Data records:
+===+

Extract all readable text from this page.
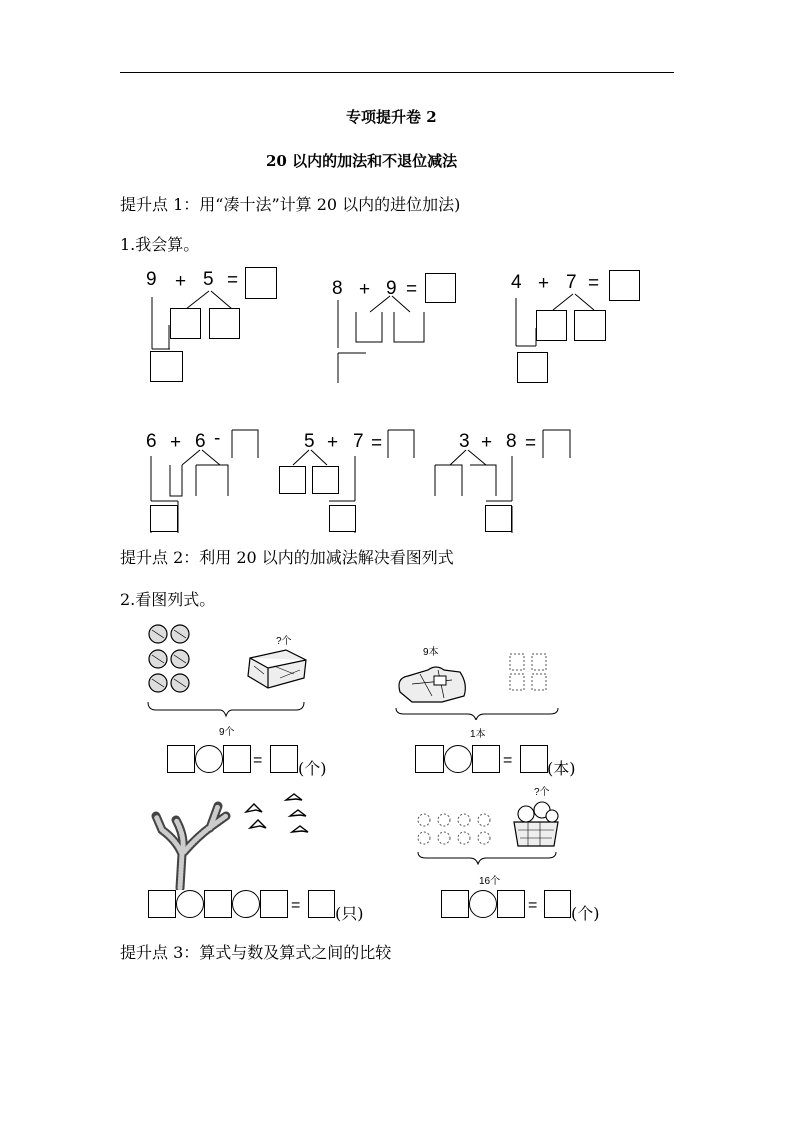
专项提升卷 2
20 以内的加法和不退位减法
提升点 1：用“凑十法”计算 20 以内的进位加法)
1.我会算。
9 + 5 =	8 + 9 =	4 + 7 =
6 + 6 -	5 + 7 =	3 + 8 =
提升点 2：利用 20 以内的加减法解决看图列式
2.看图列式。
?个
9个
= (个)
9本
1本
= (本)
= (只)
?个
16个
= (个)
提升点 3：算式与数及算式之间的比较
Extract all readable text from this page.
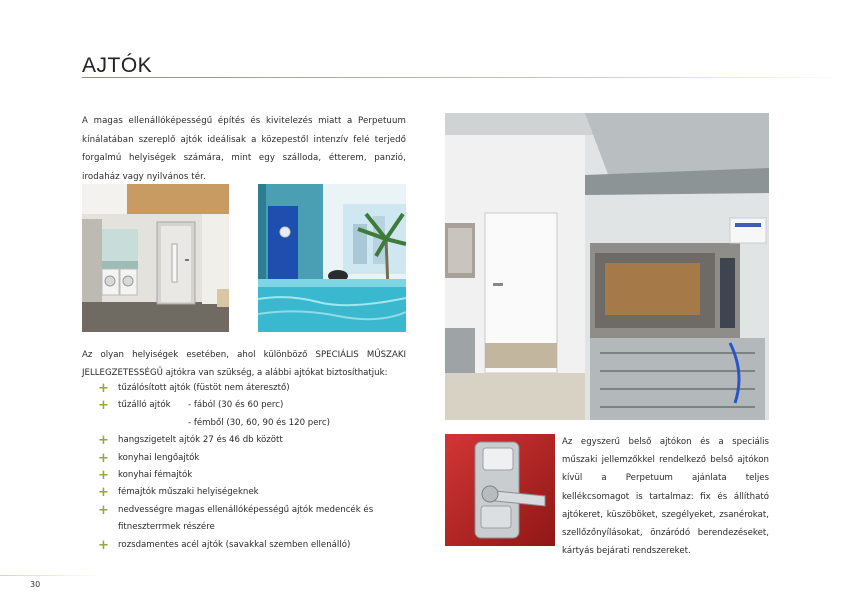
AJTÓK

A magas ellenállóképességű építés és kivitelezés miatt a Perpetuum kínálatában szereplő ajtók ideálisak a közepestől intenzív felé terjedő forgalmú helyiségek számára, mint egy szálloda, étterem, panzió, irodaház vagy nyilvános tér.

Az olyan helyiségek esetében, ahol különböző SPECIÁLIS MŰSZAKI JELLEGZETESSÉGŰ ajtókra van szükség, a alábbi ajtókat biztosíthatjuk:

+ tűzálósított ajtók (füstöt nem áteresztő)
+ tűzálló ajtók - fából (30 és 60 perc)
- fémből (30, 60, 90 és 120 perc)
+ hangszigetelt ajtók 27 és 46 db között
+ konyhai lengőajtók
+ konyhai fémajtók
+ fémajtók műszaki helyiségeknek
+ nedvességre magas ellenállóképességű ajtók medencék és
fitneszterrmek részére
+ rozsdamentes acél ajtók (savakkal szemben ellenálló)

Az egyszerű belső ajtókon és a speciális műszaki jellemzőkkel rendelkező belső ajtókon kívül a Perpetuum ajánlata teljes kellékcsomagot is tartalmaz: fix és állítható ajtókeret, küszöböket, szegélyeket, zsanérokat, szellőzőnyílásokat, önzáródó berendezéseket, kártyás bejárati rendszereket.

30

+===+

What the task requires: From the listing above, copy out each line where the word "konyhai" appears.

Response to this task:
+ konyhai lengőajtók
+ konyhai fémajtók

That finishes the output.